== CHALLENGE A ==
In the forum thread about G5 iMac energy settings, list the names shown in the "Posted" line of each message.
== CHALLENGE B ==
According to the forum thread about G5 iMac energy settings, what happens to the processor clock speed under the Automatic setting?
== CHALLENGE C ==
Duplicate the part of the forum thread about G5 iMac energy settings that opens with the words containing "Thanks, ddave" and closes with "a lighter load.".

== PASSAGE TO READ ==

-- START --

Message #1 - Posted 2004/09/25 - dyehANTISPAM

I got a G5 iMac, and in the energy saver control panel there is an option for Automatic vs. Highest Performance setting. As has been noted on the web, XBench scores are significantly higher in Highest Performance setting (for me, CPU score of 90 vs. 170). So what does this mean? Does the machine actually run faster in Highest setting, or is this just an artifact of the testing method? If so, why would I want to set it on Automatic (which is the default, and thus presumedly, Apple's suggested setting).

Thanks, ddave

Message #2 - Posted 2004/09/25 - Tacit

I got a G5 iMac, and in the energy saver control panel there is an option for Automatic vs. Highest Performance setting. As has been noted on the web, XBench scores are significantly higher in Highest Performance setting (for me, CPU score of 90 vs. 170). So what does this mean? Does the machine actually run faster in Highest setting, or is this just an

artifact of the testing method?

The machine runs faster in the Highest Performance setting. In Automatic, the processor clock speed changes with processor load--the processors actually slow down when there is a lighter load.

If so, why would I want to set it on
Automatic (which is the default, and thus presumedly, Apple's suggested setting).

On Automatic, the processors consume a lot less power, and generate far less heat. For most applications--word processing, surfing the Web, and so on--it makes no difference in performance; these are not processor-intensive tasks.

For processor-intensive tasks, running the processors on their highest performance setting results in better CPU performance, at a cost of more electricity consumed and more heat generated.

Art, literature, shareware, polyamory, kink, and more:
http://www.xeromag.com/franklin.html

Message #3 - Posted 2004/09/25 - Morten

On 2004-09-25 05:40:05 +0200, dyehANTISPAM@mac.com said:

I got a G5 iMac, and in the energy saver control panel there is an option for Automatic vs. Highest Performance setting. As has been noted on the web, XBench scores are significantly higher in Highest Performance setting (for me, CPU score of 90 vs. 170). So what does this mean? Does the machine actually run faster in Highest setting, or is this just an artifact of the testing method? If so, why would I want to set it on Automatic (which is the default, and thus presumedly, Apple's suggested setting).

-- END --

== PROVIDED MATERIAL ==
-- START --

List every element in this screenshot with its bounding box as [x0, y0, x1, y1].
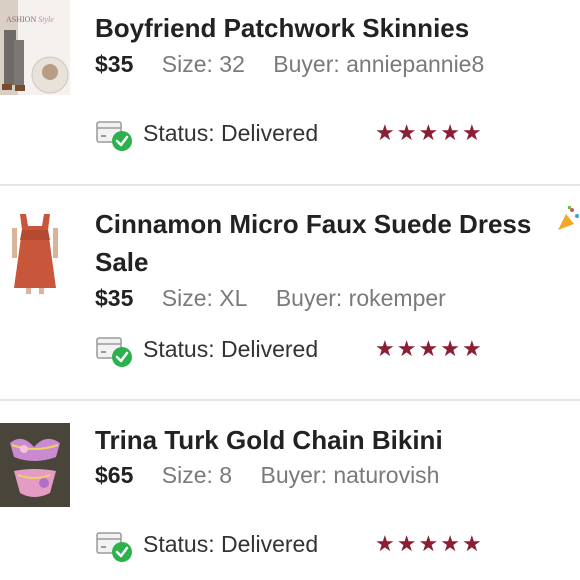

-- END --

== COMPLETE OUTPUT A ==
dyehANTISPAM, Tacit, Morten

== COMPLETE OUTPUT B ==
It changes with processor load, and the processors slow down when the load is lighter.

== COMPLETE OUTPUT C ==
Thanks, ddave

Message #2 - Posted 2004/09/25 - Tacit

I got a G5 iMac, and in the energy saver control panel there is an option for Automatic vs. Highest Performance setting. As has been noted on the web, XBench scores are significantly higher in Highest Performance setting (for me, CPU score of 90 vs. 170). So what does this mean? Does the machine actually run faster in Highest setting, or is this just an

artifact of the testing method?

The machine runs faster in the Highest Performance setting. In Automatic, the processor clock speed changes with processor load--the processors actually slow down when there is a lighter load.